Entries from a dataset
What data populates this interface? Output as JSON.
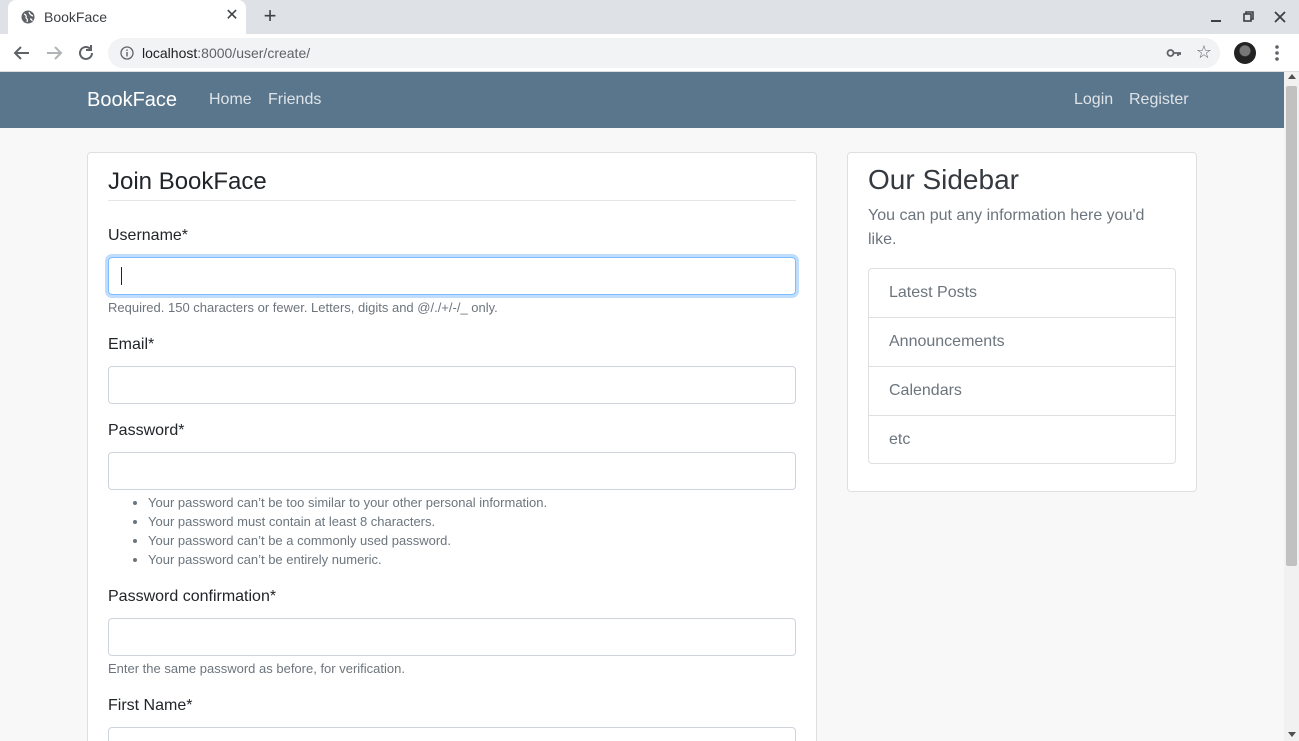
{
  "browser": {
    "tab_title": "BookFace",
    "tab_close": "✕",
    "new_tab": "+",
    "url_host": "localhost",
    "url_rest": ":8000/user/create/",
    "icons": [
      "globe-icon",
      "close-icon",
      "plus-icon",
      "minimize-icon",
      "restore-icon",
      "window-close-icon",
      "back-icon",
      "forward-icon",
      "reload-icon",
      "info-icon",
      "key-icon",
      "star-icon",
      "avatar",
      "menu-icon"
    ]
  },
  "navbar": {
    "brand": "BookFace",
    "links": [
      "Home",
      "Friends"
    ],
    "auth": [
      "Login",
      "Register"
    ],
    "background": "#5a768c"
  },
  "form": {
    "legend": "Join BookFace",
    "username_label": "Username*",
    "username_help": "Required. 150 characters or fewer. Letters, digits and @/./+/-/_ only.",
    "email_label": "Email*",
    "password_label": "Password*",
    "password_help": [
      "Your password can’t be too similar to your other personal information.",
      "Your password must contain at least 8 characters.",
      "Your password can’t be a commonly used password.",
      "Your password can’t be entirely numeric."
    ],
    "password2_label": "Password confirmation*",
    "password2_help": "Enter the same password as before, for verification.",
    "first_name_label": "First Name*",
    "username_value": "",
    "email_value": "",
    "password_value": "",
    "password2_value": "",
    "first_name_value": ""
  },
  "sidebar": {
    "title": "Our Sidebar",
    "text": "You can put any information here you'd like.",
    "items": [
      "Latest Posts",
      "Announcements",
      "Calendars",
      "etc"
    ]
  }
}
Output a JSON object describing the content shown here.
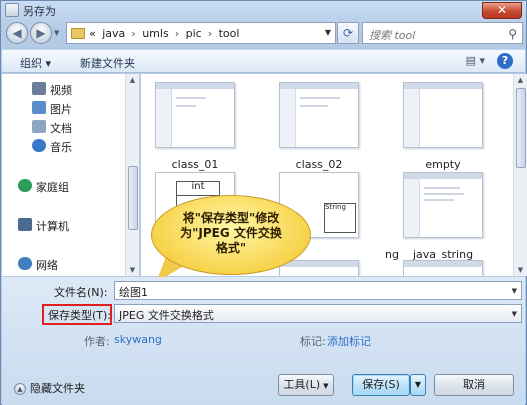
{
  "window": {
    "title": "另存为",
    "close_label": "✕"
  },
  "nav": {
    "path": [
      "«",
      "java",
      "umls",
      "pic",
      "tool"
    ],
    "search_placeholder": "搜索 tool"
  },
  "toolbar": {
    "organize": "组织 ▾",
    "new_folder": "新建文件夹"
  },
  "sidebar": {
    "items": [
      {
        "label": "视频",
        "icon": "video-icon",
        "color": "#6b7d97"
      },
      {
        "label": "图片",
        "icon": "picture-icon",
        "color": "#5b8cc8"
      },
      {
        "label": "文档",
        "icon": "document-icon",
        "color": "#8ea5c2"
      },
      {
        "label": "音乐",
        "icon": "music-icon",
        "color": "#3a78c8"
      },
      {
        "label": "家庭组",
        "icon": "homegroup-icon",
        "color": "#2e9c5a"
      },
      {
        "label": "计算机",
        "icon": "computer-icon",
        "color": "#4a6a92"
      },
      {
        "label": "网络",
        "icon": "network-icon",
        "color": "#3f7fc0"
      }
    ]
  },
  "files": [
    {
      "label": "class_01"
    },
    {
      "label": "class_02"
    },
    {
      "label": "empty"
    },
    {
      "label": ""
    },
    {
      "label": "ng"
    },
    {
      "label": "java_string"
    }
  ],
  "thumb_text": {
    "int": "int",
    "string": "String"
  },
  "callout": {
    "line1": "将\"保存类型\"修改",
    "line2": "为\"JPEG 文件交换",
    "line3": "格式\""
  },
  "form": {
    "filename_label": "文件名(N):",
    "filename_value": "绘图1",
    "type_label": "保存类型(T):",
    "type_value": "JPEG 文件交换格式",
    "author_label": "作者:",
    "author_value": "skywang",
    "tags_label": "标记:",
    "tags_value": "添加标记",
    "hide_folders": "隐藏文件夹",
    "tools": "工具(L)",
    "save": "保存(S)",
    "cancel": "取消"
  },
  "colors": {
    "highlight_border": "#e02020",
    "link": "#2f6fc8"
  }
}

WHAT THIS TASK INVOLVES ▸ Skip the pictures and print each record exactly as it stands.

WORKED ANSWER ▸
What data populates this interface? Output as JSON.
{
  "browser": {
    "tab_title": "BookFace",
    "tab_close": "✕",
    "new_tab": "+",
    "url_host": "localhost",
    "url_rest": ":8000/user/create/",
    "icons": [
      "globe-icon",
      "close-icon",
      "plus-icon",
      "minimize-icon",
      "restore-icon",
      "window-close-icon",
      "back-icon",
      "forward-icon",
      "reload-icon",
      "info-icon",
      "key-icon",
      "star-icon",
      "avatar",
      "menu-icon"
    ]
  },
  "navbar": {
    "brand": "BookFace",
    "links": [
      "Home",
      "Friends"
    ],
    "auth": [
      "Login",
      "Register"
    ],
    "background": "#5a768c"
  },
  "form": {
    "legend": "Join BookFace",
    "username_label": "Username*",
    "username_help": "Required. 150 characters or fewer. Letters, digits and @/./+/-/_ only.",
    "email_label": "Email*",
    "password_label": "Password*",
    "password_help": [
      "Your password can’t be too similar to your other personal information.",
      "Your password must contain at least 8 characters.",
      "Your password can’t be a commonly used password.",
      "Your password can’t be entirely numeric."
    ],
    "password2_label": "Password confirmation*",
    "password2_help": "Enter the same password as before, for verification.",
    "first_name_label": "First Name*",
    "username_value": "",
    "email_value": "",
    "password_value": "",
    "password2_value": "",
    "first_name_value": ""
  },
  "sidebar": {
    "title": "Our Sidebar",
    "text": "You can put any information here you'd like.",
    "items": [
      "Latest Posts",
      "Announcements",
      "Calendars",
      "etc"
    ]
  }
}
Output a JSON object describing the content shown here.
{
  "window": {
    "title": "另存为",
    "close_label": "✕"
  },
  "nav": {
    "path": [
      "«",
      "java",
      "umls",
      "pic",
      "tool"
    ],
    "search_placeholder": "搜索 tool"
  },
  "toolbar": {
    "organize": "组织 ▾",
    "new_folder": "新建文件夹"
  },
  "sidebar": {
    "items": [
      {
        "label": "视频",
        "icon": "video-icon",
        "color": "#6b7d97"
      },
      {
        "label": "图片",
        "icon": "picture-icon",
        "color": "#5b8cc8"
      },
      {
        "label": "文档",
        "icon": "document-icon",
        "color": "#8ea5c2"
      },
      {
        "label": "音乐",
        "icon": "music-icon",
        "color": "#3a78c8"
      },
      {
        "label": "家庭组",
        "icon": "homegroup-icon",
        "color": "#2e9c5a"
      },
      {
        "label": "计算机",
        "icon": "computer-icon",
        "color": "#4a6a92"
      },
      {
        "label": "网络",
        "icon": "network-icon",
        "color": "#3f7fc0"
      }
    ]
  },
  "files": [
    {
      "label": "class_01"
    },
    {
      "label": "class_02"
    },
    {
      "label": "empty"
    },
    {
      "label": ""
    },
    {
      "label": "ng"
    },
    {
      "label": "java_string"
    }
  ],
  "thumb_text": {
    "int": "int",
    "string": "String"
  },
  "callout": {
    "line1": "将\"保存类型\"修改",
    "line2": "为\"JPEG 文件交换",
    "line3": "格式\""
  },
  "form": {
    "filename_label": "文件名(N):",
    "filename_value": "绘图1",
    "type_label": "保存类型(T):",
    "type_value": "JPEG 文件交换格式",
    "author_label": "作者:",
    "author_value": "skywang",
    "tags_label": "标记:",
    "tags_value": "添加标记",
    "hide_folders": "隐藏文件夹",
    "tools": "工具(L)",
    "save": "保存(S)",
    "cancel": "取消"
  },
  "colors": {
    "highlight_border": "#e02020",
    "link": "#2f6fc8"
  }
}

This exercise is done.